* [Job]: Scan each line of the records for the word "khẩu" and extract the ones that have it.

* [Extracted records]:
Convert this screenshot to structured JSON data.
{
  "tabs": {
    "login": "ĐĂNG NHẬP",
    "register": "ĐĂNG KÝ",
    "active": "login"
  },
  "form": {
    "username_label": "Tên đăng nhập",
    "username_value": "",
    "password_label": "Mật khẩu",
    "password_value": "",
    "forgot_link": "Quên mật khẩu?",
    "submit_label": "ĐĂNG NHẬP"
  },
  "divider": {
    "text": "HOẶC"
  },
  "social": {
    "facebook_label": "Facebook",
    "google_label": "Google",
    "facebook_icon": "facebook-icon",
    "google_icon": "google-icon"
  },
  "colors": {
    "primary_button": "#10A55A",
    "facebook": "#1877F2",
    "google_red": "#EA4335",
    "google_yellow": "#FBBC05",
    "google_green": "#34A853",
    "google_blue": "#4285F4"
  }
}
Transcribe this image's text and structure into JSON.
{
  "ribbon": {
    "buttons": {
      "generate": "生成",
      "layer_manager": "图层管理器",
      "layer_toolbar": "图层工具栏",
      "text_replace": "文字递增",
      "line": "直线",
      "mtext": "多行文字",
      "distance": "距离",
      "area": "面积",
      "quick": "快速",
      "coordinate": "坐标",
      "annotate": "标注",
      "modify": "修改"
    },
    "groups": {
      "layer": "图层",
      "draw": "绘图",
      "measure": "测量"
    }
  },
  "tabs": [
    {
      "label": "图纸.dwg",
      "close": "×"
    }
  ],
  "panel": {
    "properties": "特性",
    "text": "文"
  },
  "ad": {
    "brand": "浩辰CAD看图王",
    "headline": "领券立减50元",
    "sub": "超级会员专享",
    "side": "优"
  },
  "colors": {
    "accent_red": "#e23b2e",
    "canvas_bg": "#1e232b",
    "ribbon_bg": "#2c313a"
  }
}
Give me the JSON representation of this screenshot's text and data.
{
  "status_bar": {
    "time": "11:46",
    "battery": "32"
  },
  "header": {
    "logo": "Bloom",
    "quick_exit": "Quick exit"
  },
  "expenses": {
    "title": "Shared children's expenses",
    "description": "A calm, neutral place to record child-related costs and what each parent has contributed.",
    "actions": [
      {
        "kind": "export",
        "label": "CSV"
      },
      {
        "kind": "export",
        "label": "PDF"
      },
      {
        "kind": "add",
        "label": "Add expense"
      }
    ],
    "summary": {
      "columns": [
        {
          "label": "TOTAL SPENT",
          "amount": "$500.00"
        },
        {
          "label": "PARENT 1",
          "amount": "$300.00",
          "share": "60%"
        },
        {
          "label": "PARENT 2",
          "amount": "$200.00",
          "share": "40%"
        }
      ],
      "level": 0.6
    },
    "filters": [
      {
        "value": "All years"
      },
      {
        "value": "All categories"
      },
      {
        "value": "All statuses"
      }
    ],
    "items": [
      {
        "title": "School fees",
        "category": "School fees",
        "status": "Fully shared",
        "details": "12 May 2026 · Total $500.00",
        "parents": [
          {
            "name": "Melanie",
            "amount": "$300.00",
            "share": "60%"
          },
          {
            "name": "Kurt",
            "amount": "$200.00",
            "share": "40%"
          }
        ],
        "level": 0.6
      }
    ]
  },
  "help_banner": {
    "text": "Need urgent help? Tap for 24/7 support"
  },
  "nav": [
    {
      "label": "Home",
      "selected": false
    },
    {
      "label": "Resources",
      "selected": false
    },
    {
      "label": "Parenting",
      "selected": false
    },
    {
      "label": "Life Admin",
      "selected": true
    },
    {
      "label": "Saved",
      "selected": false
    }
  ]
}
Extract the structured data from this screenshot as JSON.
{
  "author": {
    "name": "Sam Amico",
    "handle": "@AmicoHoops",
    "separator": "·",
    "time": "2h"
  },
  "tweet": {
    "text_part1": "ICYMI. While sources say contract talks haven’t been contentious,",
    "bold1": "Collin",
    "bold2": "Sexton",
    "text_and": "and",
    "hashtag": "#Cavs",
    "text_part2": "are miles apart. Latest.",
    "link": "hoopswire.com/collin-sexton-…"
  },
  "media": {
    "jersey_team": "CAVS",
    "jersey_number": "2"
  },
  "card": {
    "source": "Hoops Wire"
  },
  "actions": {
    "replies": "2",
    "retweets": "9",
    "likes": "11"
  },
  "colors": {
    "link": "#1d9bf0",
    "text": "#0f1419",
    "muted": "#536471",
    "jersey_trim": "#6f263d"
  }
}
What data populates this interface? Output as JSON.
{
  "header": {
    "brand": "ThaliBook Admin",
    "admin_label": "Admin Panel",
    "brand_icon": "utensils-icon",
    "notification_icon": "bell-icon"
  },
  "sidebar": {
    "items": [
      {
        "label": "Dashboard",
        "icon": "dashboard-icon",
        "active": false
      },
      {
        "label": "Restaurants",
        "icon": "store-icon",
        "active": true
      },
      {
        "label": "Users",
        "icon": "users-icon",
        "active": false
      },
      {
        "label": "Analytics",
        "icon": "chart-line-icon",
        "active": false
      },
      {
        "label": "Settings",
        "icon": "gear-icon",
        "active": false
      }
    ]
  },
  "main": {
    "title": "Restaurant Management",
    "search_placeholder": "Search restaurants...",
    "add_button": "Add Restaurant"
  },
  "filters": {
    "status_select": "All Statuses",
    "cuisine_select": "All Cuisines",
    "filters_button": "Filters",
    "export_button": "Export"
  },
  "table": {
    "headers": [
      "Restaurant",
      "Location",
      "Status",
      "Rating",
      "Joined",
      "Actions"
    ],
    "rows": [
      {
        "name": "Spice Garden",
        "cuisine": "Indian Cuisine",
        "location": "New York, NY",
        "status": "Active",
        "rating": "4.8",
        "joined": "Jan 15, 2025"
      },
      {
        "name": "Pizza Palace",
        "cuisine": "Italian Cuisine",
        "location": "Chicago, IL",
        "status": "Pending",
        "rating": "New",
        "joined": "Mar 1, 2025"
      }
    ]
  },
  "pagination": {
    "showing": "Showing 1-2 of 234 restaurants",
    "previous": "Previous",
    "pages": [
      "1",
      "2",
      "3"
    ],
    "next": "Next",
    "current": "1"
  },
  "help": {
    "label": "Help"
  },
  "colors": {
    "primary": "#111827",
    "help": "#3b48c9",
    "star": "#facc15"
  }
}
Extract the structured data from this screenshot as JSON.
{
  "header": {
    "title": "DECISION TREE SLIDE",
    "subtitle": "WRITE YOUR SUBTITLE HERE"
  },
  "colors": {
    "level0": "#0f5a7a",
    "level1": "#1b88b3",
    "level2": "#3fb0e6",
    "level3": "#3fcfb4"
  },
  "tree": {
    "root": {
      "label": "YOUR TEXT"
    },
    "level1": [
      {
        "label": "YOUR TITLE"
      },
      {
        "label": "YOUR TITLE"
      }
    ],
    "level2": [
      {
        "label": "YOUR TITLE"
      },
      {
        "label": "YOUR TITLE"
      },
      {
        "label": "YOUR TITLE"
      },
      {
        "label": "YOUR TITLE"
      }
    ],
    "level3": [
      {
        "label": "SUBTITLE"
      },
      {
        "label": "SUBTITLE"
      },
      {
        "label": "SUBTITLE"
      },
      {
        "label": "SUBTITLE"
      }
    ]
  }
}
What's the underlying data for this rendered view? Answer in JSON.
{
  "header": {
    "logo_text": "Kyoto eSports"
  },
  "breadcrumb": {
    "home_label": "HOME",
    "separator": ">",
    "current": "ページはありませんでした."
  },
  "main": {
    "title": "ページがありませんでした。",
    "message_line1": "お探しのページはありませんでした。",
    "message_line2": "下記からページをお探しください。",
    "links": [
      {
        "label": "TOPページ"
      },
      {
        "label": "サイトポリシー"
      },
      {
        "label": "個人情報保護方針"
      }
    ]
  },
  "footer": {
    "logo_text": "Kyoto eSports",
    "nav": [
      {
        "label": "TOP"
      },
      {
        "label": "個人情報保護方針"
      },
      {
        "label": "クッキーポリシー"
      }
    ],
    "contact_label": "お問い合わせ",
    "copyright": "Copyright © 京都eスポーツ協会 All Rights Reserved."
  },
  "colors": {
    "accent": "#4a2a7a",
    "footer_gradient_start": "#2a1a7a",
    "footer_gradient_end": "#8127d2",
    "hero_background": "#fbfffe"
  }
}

* [Solution for this problem]:
    "password_label": "Mật khẩu",
    "forgot_link": "Quên mật khẩu?",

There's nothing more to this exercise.